Records -
────
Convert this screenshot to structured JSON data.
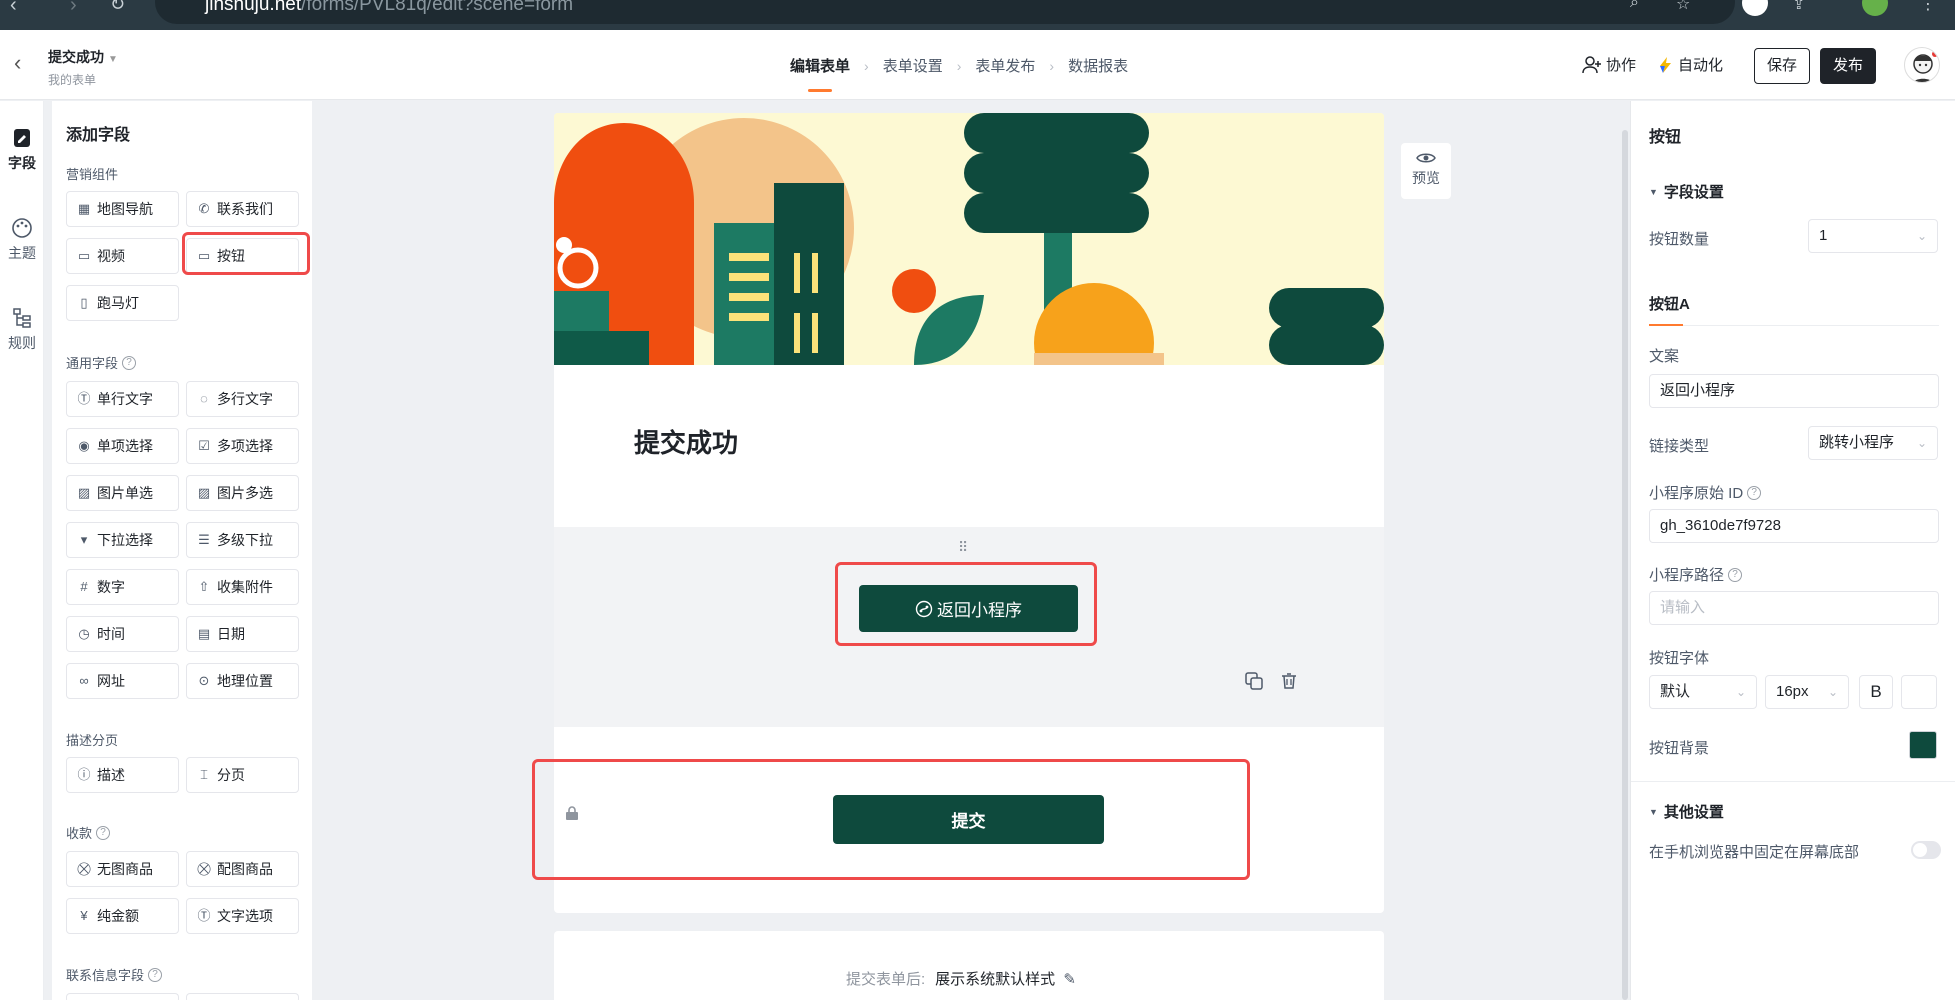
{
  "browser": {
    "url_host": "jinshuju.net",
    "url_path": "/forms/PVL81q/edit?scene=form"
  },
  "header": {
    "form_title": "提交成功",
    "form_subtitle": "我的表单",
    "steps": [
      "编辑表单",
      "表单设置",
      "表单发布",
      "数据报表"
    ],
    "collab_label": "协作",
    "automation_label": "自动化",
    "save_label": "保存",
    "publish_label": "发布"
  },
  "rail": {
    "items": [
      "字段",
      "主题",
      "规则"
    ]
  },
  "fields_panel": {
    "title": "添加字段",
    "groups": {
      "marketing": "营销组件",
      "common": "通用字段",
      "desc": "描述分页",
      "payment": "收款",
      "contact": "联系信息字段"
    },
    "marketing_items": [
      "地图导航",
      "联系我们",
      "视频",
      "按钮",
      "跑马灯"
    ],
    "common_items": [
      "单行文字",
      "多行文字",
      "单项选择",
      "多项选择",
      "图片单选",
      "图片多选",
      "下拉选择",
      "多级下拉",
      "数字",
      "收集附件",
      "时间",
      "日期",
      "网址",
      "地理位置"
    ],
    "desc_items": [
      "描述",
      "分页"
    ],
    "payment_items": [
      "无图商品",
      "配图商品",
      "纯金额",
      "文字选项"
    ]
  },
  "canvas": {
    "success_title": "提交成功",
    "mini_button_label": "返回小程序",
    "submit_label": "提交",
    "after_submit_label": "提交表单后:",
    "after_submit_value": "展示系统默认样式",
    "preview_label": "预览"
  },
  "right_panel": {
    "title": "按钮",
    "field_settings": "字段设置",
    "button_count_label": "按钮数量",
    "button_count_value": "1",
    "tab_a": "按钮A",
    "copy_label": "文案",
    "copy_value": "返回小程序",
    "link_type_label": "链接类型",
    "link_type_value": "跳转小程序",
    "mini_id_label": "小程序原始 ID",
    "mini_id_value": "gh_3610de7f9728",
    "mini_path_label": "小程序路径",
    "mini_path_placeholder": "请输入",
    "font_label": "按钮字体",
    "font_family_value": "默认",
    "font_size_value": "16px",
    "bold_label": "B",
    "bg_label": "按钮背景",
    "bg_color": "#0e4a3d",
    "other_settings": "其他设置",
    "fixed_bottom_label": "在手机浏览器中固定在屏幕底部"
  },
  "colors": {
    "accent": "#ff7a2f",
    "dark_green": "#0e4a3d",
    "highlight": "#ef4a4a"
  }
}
────
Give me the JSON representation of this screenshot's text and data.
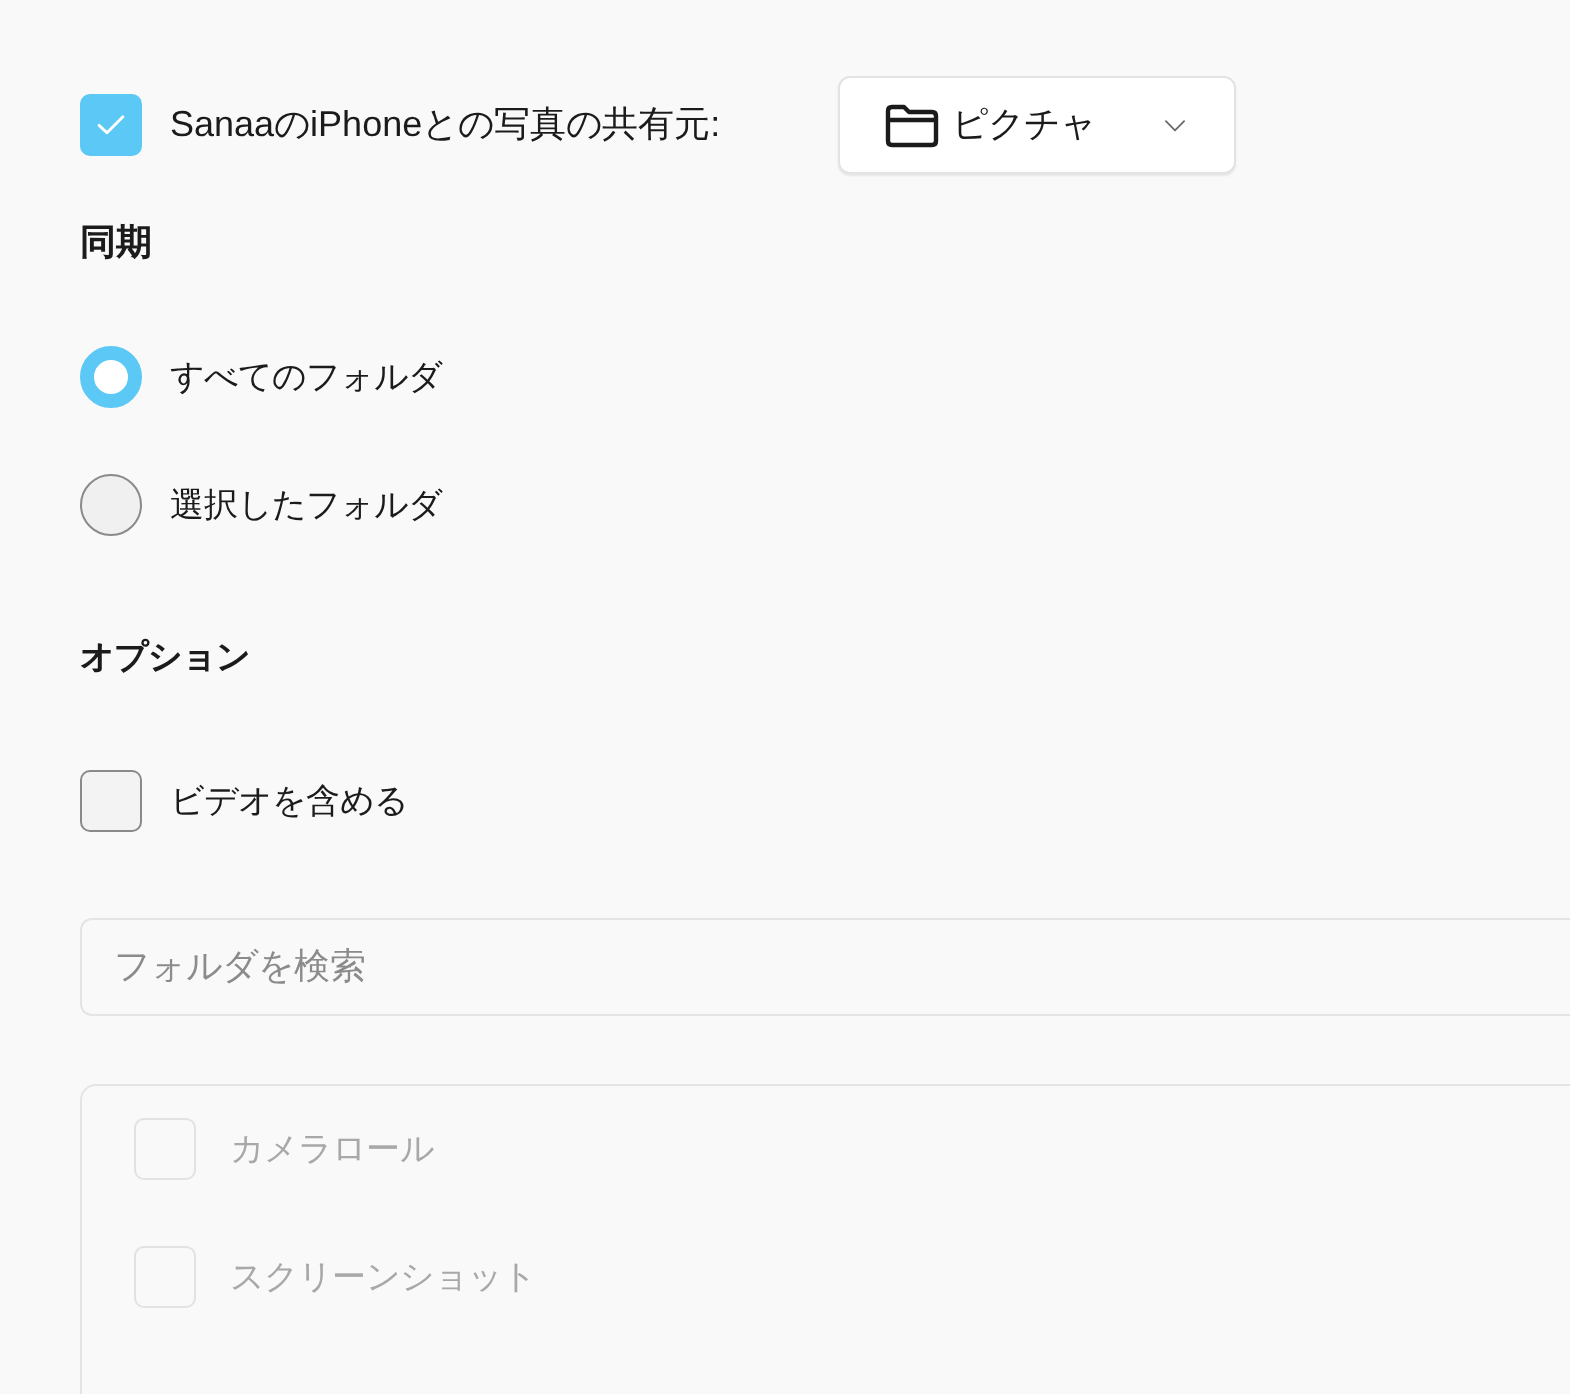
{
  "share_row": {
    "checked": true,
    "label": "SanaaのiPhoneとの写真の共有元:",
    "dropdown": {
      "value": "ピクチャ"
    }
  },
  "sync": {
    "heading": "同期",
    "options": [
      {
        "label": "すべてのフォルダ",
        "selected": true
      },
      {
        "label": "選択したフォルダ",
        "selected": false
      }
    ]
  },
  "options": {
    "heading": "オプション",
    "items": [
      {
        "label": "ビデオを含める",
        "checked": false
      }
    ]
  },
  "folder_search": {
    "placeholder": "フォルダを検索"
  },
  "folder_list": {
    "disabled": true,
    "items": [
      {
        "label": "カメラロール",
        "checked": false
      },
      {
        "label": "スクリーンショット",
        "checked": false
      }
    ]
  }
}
────
What to work on - Find the lines containing "返回小程序" and list every one of them.

Task response -
    "mini_button_label": "返回小程序",
    "copy_value": "返回小程序",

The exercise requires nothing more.